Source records
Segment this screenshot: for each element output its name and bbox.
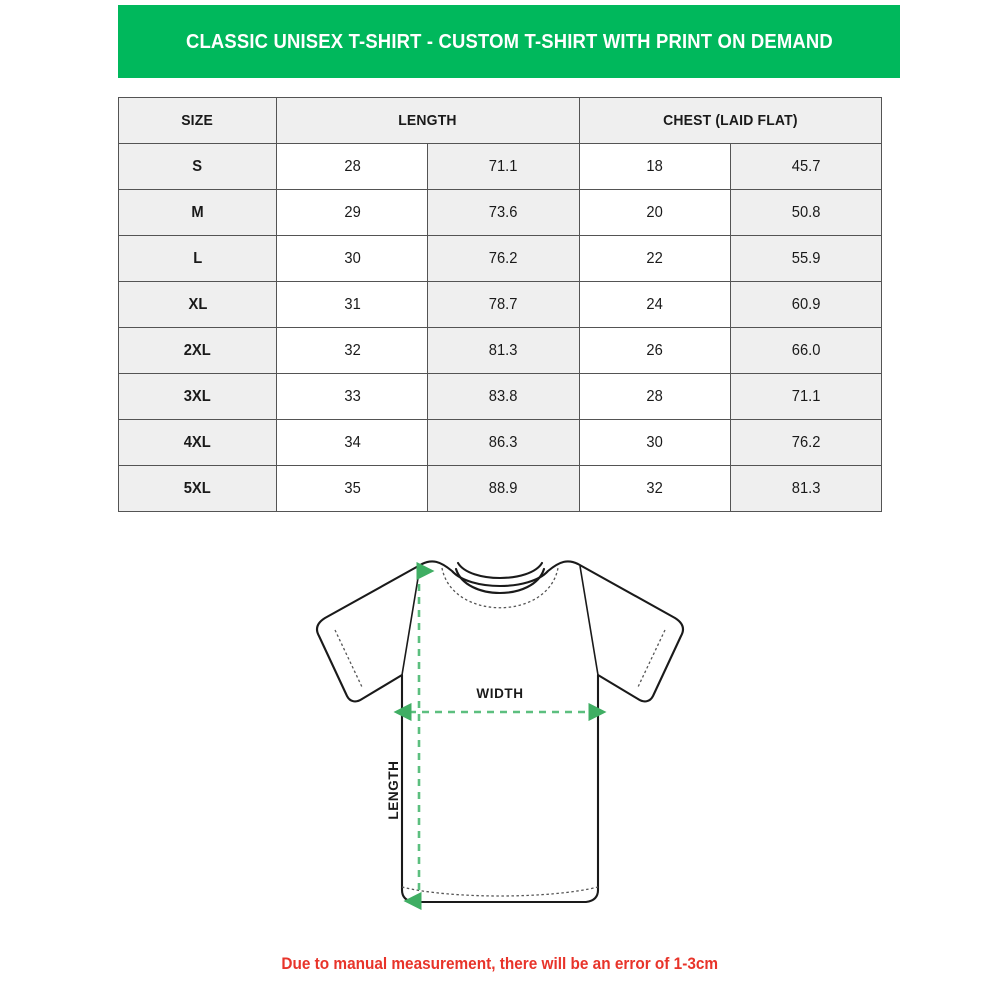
cell-length-in: 32: [275, 327, 429, 374]
cell-size: 4XL: [118, 419, 277, 466]
column-header-length: LENGTH: [276, 97, 580, 144]
cell-chest-cm: 55.9: [729, 235, 883, 282]
table-row: 4XL 34 86.3 30 76.2: [118, 419, 883, 466]
cell-length-in: 29: [275, 189, 429, 236]
cell-size: S: [118, 143, 277, 190]
column-header-size: SIZE: [118, 97, 277, 144]
cell-length-cm: 86.3: [427, 419, 580, 466]
width-label: WIDTH: [476, 686, 523, 701]
cell-chest-in: 18: [578, 143, 731, 190]
cell-length-in: 33: [275, 373, 429, 420]
table-body: S 28 71.1 18 45.7 M 29 73.6 20 50.8 L 30…: [118, 143, 883, 512]
column-header-chest: CHEST (LAID FLAT): [578, 97, 882, 144]
cell-chest-in: 26: [578, 327, 731, 374]
table-header-row: SIZE LENGTH CHEST (LAID FLAT): [118, 97, 882, 144]
table-row: 5XL 35 88.9 32 81.3: [118, 465, 883, 512]
table-row: XL 31 78.7 24 60.9: [118, 281, 883, 328]
page-title: CLASSIC UNISEX T-SHIRT - CUSTOM T-SHIRT …: [185, 29, 833, 53]
length-label: LENGTH: [386, 760, 401, 819]
cell-length-in: 31: [275, 281, 429, 328]
cell-length-cm: 83.8: [427, 373, 580, 420]
cell-length-cm: 73.6: [427, 189, 580, 236]
cell-length-cm: 81.3: [427, 327, 580, 374]
cell-size: L: [118, 235, 277, 282]
table-row: L 30 76.2 22 55.9: [118, 235, 883, 282]
cell-size: 3XL: [118, 373, 277, 420]
cell-chest-cm: 71.1: [729, 373, 883, 420]
cell-chest-cm: 50.8: [729, 189, 883, 236]
cell-length-in: 35: [275, 465, 429, 512]
tshirt-diagram: WIDTH LENGTH: [290, 535, 710, 935]
cell-length-cm: 88.9: [427, 465, 580, 512]
cell-chest-in: 22: [578, 235, 731, 282]
table-row: 3XL 33 83.8 28 71.1: [118, 373, 883, 420]
tshirt-outline-icon: [315, 560, 685, 904]
cell-chest-in: 24: [578, 281, 731, 328]
cell-length-cm: 71.1: [427, 143, 580, 190]
cell-chest-in: 30: [578, 419, 731, 466]
cell-length-in: 28: [275, 143, 429, 190]
cell-chest-cm: 66.0: [729, 327, 883, 374]
cell-size: 2XL: [118, 327, 277, 374]
cell-chest-cm: 81.3: [729, 465, 883, 512]
cell-size: M: [118, 189, 277, 236]
cell-chest-cm: 76.2: [729, 419, 883, 466]
cell-length-cm: 76.2: [427, 235, 580, 282]
cell-length-in: 30: [275, 235, 429, 282]
cell-size: 5XL: [118, 465, 277, 512]
cell-length-in: 34: [275, 419, 429, 466]
cell-chest-in: 28: [578, 373, 731, 420]
cell-length-cm: 78.7: [427, 281, 580, 328]
cell-chest-cm: 45.7: [729, 143, 883, 190]
cell-chest-cm: 60.9: [729, 281, 883, 328]
size-chart-table: SIZE LENGTH CHEST (LAID FLAT) S 28 71.1 …: [118, 97, 883, 512]
cell-size: XL: [118, 281, 277, 328]
page-title-banner: CLASSIC UNISEX T-SHIRT - CUSTOM T-SHIRT …: [118, 5, 900, 78]
table-row: M 29 73.6 20 50.8: [118, 189, 883, 236]
table-row: 2XL 32 81.3 26 66.0: [118, 327, 883, 374]
cell-chest-in: 20: [578, 189, 731, 236]
cell-chest-in: 32: [578, 465, 731, 512]
measurement-disclaimer: Due to manual measurement, there will be…: [281, 955, 719, 973]
table-row: S 28 71.1 18 45.7: [118, 143, 883, 190]
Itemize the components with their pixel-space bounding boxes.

• Written instruction:
Reproduce all of the material above word for word, leaving out the pictures.

• Written solution:
Segment this screenshot: for each element output its name and bbox.
cell-length-in: 32: [275, 327, 429, 374]
cell-size: 4XL: [118, 419, 277, 466]
column-header-length: LENGTH: [276, 97, 580, 144]
cell-chest-cm: 55.9: [729, 235, 883, 282]
table-row: 4XL 34 86.3 30 76.2: [118, 419, 883, 466]
cell-length-in: 29: [275, 189, 429, 236]
cell-size: S: [118, 143, 277, 190]
column-header-size: SIZE: [118, 97, 277, 144]
cell-length-cm: 86.3: [427, 419, 580, 466]
width-label: WIDTH: [476, 686, 523, 701]
cell-chest-in: 18: [578, 143, 731, 190]
cell-length-in: 33: [275, 373, 429, 420]
table-body: S 28 71.1 18 45.7 M 29 73.6 20 50.8 L 30…: [118, 143, 883, 512]
column-header-chest: CHEST (LAID FLAT): [578, 97, 882, 144]
cell-chest-in: 26: [578, 327, 731, 374]
table-header-row: SIZE LENGTH CHEST (LAID FLAT): [118, 97, 882, 144]
table-row: 5XL 35 88.9 32 81.3: [118, 465, 883, 512]
table-row: XL 31 78.7 24 60.9: [118, 281, 883, 328]
page-title: CLASSIC UNISEX T-SHIRT - CUSTOM T-SHIRT …: [185, 29, 833, 53]
length-label: LENGTH: [386, 760, 401, 819]
cell-length-in: 31: [275, 281, 429, 328]
cell-length-cm: 83.8: [427, 373, 580, 420]
cell-length-cm: 73.6: [427, 189, 580, 236]
cell-length-cm: 81.3: [427, 327, 580, 374]
cell-size: L: [118, 235, 277, 282]
table-row: L 30 76.2 22 55.9: [118, 235, 883, 282]
cell-size: 3XL: [118, 373, 277, 420]
cell-chest-cm: 71.1: [729, 373, 883, 420]
cell-chest-cm: 50.8: [729, 189, 883, 236]
cell-length-in: 35: [275, 465, 429, 512]
tshirt-diagram: WIDTH LENGTH: [290, 535, 710, 935]
cell-length-cm: 88.9: [427, 465, 580, 512]
cell-chest-in: 22: [578, 235, 731, 282]
table-row: 3XL 33 83.8 28 71.1: [118, 373, 883, 420]
tshirt-outline-icon: [315, 560, 685, 904]
cell-chest-in: 24: [578, 281, 731, 328]
cell-length-cm: 71.1: [427, 143, 580, 190]
cell-chest-in: 30: [578, 419, 731, 466]
cell-length-in: 28: [275, 143, 429, 190]
cell-chest-cm: 66.0: [729, 327, 883, 374]
cell-size: 2XL: [118, 327, 277, 374]
cell-chest-cm: 81.3: [729, 465, 883, 512]
cell-size: M: [118, 189, 277, 236]
cell-chest-cm: 76.2: [729, 419, 883, 466]
cell-length-cm: 76.2: [427, 235, 580, 282]
cell-length-in: 30: [275, 235, 429, 282]
cell-size: 5XL: [118, 465, 277, 512]
cell-length-in: 34: [275, 419, 429, 466]
cell-chest-in: 28: [578, 373, 731, 420]
cell-length-cm: 78.7: [427, 281, 580, 328]
cell-chest-cm: 45.7: [729, 143, 883, 190]
cell-chest-cm: 60.9: [729, 281, 883, 328]
size-chart-table: SIZE LENGTH CHEST (LAID FLAT) S 28 71.1 …: [118, 97, 883, 512]
cell-size: XL: [118, 281, 277, 328]
page-title-banner: CLASSIC UNISEX T-SHIRT - CUSTOM T-SHIRT …: [118, 5, 900, 78]
table-row: M 29 73.6 20 50.8: [118, 189, 883, 236]
table-row: 2XL 32 81.3 26 66.0: [118, 327, 883, 374]
cell-chest-in: 20: [578, 189, 731, 236]
cell-chest-in: 32: [578, 465, 731, 512]
measurement-disclaimer: Due to manual measurement, there will be…: [281, 955, 719, 973]
table-row: S 28 71.1 18 45.7: [118, 143, 883, 190]
Itemize the components with their pixel-space bounding boxes.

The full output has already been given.